::: MATERIAL TO PROCESS :::
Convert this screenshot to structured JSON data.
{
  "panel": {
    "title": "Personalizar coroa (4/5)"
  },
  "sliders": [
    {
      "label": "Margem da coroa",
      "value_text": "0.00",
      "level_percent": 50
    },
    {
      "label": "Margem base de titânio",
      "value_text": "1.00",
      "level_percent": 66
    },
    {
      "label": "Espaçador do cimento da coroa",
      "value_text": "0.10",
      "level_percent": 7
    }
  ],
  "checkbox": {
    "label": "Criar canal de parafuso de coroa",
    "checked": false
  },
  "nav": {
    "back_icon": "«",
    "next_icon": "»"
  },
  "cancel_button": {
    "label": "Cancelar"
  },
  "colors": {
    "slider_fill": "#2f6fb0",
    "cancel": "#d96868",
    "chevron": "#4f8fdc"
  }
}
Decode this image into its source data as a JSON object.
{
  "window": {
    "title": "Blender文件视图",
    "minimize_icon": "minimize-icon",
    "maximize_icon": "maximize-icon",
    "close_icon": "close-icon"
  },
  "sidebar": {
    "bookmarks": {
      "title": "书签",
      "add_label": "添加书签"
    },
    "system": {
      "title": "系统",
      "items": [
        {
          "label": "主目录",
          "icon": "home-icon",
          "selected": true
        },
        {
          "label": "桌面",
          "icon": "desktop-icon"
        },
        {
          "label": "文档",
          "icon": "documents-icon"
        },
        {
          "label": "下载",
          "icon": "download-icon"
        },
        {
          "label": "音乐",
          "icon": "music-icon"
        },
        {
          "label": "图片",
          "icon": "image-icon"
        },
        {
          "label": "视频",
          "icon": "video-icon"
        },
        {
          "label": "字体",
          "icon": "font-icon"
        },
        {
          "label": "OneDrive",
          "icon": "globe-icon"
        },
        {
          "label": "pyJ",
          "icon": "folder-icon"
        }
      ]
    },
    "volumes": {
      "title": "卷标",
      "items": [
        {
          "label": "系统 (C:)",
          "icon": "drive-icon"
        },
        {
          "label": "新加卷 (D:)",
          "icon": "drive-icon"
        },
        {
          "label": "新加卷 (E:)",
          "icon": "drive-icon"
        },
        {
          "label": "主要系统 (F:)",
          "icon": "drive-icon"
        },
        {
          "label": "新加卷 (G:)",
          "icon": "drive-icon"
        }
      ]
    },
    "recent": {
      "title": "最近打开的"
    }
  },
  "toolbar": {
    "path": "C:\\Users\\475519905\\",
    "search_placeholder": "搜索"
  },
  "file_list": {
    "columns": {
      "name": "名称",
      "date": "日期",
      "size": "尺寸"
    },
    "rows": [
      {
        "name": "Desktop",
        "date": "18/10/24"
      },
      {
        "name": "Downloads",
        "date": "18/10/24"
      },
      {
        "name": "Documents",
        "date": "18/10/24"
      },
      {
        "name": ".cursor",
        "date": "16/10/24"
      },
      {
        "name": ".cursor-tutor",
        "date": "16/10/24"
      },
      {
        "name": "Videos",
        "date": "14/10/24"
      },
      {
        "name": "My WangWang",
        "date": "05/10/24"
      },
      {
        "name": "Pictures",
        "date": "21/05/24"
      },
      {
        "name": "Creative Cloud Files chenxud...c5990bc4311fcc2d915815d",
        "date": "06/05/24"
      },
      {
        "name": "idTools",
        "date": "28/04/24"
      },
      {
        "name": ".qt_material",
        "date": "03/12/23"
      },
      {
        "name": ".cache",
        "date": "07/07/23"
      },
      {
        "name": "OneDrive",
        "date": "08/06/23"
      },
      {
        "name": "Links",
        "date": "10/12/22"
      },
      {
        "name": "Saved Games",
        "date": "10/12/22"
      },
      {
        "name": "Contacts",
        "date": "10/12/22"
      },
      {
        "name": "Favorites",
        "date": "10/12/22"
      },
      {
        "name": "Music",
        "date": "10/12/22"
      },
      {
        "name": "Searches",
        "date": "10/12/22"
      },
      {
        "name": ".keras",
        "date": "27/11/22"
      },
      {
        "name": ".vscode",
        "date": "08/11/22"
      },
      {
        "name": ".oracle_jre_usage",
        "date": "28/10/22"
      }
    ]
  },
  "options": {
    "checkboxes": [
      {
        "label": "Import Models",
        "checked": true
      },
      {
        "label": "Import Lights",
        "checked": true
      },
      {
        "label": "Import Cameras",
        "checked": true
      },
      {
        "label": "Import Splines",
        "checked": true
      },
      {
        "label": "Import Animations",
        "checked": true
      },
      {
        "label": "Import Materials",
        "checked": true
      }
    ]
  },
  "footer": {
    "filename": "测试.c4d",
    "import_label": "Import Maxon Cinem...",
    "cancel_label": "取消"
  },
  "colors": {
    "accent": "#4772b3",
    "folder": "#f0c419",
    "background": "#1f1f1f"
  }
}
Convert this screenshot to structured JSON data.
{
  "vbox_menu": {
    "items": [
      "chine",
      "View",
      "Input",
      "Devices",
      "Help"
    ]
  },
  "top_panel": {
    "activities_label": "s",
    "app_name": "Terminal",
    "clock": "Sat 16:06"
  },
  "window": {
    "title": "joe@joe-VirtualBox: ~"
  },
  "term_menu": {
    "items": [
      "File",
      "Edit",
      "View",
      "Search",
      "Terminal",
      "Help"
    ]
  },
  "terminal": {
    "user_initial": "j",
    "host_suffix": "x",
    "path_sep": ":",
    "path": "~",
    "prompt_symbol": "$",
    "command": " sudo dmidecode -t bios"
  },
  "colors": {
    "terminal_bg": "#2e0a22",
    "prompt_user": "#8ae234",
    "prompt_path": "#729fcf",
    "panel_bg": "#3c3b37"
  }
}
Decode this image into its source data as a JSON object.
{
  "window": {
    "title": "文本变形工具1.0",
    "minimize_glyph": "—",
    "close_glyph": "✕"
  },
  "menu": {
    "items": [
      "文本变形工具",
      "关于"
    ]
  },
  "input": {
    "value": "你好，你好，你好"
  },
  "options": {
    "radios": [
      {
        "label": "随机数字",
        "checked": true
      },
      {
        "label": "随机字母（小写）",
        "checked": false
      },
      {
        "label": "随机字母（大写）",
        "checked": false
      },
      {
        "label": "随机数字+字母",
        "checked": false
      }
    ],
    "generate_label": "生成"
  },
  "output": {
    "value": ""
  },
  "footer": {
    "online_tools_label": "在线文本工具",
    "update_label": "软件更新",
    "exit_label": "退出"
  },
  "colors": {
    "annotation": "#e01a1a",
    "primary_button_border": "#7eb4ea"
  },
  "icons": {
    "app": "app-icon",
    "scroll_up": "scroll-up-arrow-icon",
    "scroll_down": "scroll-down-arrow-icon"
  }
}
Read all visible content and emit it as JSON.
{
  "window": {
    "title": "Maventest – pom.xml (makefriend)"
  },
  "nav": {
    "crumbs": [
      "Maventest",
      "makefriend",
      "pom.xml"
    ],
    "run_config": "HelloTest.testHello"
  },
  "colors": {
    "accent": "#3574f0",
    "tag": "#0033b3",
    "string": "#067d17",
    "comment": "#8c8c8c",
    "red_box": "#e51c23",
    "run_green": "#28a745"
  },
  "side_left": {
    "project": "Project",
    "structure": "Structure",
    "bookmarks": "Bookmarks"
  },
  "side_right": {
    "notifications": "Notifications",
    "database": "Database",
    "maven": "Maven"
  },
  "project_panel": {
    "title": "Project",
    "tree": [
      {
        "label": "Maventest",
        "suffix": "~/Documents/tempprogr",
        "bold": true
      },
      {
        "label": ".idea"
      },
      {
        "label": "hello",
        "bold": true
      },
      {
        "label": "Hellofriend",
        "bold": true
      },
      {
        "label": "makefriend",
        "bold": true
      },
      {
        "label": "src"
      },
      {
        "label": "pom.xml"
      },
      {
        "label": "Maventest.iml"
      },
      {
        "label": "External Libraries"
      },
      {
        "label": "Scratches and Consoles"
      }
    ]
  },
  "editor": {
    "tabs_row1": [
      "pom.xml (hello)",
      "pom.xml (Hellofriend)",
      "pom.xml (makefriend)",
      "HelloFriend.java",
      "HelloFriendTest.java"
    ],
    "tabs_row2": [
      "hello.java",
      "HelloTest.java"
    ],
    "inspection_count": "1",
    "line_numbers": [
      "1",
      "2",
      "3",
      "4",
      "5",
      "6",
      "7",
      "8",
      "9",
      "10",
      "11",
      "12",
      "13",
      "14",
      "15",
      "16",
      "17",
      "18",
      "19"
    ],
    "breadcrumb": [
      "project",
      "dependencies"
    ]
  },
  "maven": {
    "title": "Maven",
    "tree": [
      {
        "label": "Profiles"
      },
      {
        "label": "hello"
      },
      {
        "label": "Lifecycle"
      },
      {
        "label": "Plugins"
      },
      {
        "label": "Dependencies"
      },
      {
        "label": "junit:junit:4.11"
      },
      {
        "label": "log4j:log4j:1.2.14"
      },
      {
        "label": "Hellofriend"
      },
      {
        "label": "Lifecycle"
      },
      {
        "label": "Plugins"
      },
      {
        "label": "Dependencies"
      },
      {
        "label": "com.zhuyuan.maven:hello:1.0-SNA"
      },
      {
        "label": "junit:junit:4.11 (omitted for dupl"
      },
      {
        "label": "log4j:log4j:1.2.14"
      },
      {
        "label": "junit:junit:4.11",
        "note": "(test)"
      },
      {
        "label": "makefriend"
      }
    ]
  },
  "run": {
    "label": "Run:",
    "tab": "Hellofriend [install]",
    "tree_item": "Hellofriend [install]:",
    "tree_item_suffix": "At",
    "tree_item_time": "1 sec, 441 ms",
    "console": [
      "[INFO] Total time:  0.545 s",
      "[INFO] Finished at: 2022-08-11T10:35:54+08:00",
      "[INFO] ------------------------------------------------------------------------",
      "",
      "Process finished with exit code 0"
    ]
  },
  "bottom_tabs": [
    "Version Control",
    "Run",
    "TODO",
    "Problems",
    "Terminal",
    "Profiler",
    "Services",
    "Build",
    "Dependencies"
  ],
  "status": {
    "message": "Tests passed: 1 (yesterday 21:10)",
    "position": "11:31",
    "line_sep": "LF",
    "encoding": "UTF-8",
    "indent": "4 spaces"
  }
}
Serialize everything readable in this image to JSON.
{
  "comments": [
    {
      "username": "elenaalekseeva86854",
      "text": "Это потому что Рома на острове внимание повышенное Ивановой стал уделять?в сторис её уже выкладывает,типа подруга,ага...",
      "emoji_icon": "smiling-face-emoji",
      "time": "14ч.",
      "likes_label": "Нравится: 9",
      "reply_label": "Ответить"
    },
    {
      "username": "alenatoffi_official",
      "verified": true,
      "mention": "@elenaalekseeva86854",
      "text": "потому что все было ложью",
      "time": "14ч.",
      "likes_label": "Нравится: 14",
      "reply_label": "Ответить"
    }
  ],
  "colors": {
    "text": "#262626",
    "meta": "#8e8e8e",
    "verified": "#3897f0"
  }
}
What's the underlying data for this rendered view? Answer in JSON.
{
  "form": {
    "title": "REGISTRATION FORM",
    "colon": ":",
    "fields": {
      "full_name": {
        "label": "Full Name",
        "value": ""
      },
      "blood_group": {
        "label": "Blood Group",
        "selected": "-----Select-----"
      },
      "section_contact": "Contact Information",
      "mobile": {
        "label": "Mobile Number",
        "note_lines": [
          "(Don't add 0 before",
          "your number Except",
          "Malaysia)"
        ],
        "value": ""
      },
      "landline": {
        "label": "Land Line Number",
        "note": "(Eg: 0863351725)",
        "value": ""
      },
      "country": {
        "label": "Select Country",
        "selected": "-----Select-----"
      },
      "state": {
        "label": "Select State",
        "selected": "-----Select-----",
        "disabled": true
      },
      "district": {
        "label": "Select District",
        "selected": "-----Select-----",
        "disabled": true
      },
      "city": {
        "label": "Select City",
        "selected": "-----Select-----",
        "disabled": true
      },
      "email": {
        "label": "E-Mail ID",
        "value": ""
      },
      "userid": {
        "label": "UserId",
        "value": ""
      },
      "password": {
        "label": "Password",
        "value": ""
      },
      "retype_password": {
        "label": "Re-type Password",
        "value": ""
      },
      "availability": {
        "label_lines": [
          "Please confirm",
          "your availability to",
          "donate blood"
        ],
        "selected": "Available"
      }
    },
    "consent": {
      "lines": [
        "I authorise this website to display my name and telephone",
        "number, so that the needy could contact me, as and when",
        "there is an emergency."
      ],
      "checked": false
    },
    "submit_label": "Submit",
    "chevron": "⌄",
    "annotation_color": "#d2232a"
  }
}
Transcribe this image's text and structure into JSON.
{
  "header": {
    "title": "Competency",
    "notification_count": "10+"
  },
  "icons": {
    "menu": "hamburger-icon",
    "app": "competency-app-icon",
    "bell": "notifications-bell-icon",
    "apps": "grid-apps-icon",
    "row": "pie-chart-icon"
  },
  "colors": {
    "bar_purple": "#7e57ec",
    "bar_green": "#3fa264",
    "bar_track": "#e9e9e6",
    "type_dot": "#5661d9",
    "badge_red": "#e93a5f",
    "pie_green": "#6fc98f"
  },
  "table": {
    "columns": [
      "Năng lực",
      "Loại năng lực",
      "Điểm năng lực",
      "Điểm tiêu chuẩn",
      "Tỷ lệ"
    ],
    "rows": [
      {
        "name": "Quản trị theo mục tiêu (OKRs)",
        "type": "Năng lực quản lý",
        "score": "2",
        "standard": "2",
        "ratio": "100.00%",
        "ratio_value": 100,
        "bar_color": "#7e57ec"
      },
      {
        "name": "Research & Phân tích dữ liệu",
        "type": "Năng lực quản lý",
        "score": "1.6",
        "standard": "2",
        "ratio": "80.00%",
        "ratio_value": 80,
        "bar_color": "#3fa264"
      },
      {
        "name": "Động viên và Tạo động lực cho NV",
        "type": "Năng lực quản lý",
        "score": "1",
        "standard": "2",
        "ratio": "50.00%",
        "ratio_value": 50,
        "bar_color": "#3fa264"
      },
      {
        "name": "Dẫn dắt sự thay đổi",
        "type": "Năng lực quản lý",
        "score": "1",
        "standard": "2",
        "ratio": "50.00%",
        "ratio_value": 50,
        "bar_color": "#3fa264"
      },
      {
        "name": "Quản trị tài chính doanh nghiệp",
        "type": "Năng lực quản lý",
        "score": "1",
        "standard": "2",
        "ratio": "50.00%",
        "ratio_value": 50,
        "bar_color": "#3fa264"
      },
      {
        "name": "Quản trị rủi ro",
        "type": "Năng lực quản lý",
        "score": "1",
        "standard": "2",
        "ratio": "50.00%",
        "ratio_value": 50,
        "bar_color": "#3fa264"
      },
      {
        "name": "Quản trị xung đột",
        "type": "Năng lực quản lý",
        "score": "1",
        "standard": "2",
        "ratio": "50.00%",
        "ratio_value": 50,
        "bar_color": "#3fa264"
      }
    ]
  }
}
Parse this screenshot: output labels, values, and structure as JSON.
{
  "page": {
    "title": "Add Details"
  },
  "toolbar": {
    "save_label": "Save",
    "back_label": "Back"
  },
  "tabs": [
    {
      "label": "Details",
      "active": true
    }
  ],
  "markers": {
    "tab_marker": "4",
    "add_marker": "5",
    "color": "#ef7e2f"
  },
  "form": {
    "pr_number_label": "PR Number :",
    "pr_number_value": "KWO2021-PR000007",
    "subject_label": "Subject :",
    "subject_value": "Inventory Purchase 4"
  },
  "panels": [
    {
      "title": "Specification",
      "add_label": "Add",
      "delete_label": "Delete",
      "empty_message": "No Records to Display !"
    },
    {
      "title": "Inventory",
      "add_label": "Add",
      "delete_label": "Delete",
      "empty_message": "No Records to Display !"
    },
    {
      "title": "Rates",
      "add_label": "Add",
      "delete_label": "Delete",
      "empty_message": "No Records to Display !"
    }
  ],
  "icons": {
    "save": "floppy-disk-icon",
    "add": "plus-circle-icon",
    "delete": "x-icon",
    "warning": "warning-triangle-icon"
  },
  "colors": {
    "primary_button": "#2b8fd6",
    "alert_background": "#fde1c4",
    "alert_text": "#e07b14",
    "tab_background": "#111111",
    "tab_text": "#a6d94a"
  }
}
:::
*INSTRUCTION*: Leave out every line without the string "this" and copy the rest.

*EXPECTED OUTPUT*:
Convert this screenshot to structured JSON data.
Decode this image into its source data as a JSON object.
Convert this screenshot to structured JSON data.
Decode this image into its source data as a JSON object.
Serialize everything readable in this image to JSON.
What's the underlying data for this rendered view? Answer in JSON.
        "I authorise this website to display my name and telephone",
Transcribe this image's text and structure into JSON.
Parse this screenshot: output labels, values, and structure as JSON.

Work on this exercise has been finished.